_Instructions to follow_
Output the full listing word for word.

START

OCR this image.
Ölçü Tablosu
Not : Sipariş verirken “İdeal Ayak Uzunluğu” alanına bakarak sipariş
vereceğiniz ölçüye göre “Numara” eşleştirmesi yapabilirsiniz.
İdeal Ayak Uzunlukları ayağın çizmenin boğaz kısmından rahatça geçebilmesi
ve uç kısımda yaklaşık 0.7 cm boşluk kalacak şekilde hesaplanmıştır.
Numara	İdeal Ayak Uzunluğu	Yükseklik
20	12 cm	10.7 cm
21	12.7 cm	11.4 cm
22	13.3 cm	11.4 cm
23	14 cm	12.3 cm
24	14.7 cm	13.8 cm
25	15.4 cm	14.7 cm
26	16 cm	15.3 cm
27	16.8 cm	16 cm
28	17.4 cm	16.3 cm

END

_Solution to this exercise_
OCR this image.
Ölçü Tablosu
Not : Sipariş verirken “İdeal Ayak Uzunluğu” alanına bakarak sipariş
vereceğiniz ölçüye göre “Numara” eşleştirmesi yapabilirsiniz.
İdeal Ayak Uzunlukları ayağın çizmenin boğaz kısmından rahatça geçebilmesi
ve uç kısımda yaklaşık 0.7 cm boşluk kalacak şekilde hesaplanmıştır.
Numara	İdeal Ayak Uzunluğu	Yükseklik
20	12 cm	10.7 cm
21	12.7 cm	11.4 cm
22	13.3 cm	11.4 cm
23	14 cm	12.3 cm
24	14.7 cm	13.8 cm
25	15.4 cm	14.7 cm
26	16 cm	15.3 cm
27	16.8 cm	16 cm
28	17.4 cm	16.3 cm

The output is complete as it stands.